Exercise directions: Please copy the rows word for word, beginning with the very first row and stopping after the row that contains "video-tile-4[interactable] [327,256,623,480]".

Data to process:
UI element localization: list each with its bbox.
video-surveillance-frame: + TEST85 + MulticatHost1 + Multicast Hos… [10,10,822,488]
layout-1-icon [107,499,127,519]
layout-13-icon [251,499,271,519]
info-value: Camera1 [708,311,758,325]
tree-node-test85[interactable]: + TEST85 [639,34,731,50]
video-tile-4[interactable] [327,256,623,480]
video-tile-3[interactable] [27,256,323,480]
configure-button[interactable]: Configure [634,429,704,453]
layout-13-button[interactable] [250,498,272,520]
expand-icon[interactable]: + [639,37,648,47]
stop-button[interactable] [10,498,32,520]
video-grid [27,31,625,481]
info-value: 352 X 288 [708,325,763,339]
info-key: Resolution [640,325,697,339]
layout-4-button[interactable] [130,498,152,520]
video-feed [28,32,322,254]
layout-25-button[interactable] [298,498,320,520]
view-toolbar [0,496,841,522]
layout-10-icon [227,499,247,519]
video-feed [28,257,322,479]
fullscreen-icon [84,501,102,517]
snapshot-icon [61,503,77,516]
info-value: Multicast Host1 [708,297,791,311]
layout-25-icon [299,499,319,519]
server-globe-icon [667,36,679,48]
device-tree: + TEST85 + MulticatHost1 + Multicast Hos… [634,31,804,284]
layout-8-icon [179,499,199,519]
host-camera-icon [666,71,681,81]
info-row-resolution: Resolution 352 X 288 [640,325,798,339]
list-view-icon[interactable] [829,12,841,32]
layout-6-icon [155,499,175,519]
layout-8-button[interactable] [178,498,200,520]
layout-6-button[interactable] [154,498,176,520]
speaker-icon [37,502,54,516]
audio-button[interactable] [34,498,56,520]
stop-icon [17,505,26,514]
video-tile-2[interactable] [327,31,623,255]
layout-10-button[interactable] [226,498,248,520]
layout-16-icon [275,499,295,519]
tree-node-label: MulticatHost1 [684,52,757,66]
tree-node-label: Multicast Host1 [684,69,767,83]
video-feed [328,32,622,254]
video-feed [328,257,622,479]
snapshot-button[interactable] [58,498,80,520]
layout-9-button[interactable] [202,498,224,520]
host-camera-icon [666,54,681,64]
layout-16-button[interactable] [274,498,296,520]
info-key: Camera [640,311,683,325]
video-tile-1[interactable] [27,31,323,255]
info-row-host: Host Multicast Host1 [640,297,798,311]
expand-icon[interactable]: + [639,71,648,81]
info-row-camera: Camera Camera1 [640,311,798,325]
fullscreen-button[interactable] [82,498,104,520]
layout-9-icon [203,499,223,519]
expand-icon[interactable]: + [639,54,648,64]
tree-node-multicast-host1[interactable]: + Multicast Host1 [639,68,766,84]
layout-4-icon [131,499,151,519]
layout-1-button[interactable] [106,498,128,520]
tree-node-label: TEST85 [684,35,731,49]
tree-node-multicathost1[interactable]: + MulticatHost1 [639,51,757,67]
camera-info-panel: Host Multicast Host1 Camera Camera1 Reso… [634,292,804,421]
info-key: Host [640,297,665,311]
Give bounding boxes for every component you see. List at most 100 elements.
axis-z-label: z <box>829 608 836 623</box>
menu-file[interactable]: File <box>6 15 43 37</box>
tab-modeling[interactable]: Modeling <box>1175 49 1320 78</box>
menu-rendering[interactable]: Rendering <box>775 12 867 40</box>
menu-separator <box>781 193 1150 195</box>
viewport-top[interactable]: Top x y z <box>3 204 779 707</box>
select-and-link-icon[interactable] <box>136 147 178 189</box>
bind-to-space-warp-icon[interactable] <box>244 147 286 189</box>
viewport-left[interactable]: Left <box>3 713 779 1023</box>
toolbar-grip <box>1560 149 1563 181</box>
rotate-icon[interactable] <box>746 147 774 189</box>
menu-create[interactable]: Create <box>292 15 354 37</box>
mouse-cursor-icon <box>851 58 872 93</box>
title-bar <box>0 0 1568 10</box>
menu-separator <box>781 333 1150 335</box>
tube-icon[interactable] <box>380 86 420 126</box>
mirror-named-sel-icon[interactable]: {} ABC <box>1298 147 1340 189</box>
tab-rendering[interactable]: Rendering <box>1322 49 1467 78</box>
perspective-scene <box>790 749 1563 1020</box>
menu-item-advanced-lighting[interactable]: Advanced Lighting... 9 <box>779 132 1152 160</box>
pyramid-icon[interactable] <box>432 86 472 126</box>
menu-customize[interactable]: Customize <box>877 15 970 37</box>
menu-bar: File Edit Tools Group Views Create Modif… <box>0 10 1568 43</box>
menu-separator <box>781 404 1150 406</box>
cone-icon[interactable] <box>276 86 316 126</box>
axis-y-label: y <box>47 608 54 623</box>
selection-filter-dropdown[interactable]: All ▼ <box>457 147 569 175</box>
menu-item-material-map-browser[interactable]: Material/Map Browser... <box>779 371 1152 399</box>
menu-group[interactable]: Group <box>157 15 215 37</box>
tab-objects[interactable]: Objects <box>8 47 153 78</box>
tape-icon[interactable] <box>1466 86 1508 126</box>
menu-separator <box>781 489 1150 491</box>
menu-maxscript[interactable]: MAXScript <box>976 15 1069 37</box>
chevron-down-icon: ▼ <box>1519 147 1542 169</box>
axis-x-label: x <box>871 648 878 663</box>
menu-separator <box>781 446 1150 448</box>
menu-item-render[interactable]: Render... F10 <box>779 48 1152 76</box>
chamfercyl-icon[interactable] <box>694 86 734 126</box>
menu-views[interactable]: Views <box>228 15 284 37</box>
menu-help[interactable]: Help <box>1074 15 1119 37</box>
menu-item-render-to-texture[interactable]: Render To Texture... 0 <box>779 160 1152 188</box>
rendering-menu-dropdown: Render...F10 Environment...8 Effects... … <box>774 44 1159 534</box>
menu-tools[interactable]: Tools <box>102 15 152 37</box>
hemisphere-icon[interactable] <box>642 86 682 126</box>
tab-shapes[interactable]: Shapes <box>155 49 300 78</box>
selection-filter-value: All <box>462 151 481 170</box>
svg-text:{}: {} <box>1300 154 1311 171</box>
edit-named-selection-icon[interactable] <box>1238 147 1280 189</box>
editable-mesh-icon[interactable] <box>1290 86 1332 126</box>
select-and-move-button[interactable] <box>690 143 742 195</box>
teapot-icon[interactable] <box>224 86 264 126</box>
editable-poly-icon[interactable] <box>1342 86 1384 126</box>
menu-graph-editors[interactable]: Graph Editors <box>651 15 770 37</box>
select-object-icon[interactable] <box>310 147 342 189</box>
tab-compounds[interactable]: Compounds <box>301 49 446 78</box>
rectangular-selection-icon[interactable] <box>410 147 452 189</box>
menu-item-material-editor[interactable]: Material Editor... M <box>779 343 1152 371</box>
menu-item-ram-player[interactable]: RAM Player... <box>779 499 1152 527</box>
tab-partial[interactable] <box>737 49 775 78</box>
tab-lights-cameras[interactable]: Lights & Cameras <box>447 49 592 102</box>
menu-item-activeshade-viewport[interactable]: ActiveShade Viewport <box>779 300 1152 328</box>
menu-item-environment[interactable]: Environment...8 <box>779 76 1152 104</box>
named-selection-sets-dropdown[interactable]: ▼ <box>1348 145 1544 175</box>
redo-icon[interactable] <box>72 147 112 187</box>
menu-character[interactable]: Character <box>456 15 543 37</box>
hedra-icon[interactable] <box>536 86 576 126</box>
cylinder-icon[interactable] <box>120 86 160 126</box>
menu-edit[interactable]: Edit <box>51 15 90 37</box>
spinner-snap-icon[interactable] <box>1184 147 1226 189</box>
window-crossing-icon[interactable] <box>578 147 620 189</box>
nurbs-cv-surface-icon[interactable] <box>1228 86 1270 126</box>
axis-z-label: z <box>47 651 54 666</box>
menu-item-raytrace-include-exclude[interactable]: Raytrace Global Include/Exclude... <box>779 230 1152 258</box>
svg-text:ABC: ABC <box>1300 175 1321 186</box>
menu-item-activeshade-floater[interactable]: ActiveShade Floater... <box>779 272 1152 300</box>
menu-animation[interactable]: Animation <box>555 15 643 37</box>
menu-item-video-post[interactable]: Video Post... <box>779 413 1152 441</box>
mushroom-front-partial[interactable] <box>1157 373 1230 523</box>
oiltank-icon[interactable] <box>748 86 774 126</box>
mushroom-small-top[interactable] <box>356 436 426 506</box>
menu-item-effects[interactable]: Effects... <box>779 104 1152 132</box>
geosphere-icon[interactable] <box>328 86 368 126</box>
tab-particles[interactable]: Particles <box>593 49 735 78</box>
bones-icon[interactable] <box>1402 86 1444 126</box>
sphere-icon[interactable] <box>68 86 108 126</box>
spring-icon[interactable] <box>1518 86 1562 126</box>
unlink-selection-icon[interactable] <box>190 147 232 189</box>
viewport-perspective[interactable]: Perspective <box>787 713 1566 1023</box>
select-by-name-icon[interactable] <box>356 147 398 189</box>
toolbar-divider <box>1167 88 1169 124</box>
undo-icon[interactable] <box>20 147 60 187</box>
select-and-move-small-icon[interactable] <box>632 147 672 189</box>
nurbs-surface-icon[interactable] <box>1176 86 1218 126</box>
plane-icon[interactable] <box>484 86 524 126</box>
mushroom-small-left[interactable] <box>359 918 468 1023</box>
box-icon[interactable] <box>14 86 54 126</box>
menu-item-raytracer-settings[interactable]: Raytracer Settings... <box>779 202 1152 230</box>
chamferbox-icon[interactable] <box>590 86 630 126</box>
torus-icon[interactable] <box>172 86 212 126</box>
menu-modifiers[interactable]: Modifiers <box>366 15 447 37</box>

Answer below:
UI element localization: list each with its bbox.
video-surveillance-frame: + TEST85 + MulticatHost1 + Multicast Hos… [10,10,822,488]
layout-1-icon [107,499,127,519]
layout-13-icon [251,499,271,519]
info-value: Camera1 [708,311,758,325]
tree-node-test85[interactable]: + TEST85 [639,34,731,50]
video-tile-4[interactable] [327,256,623,480]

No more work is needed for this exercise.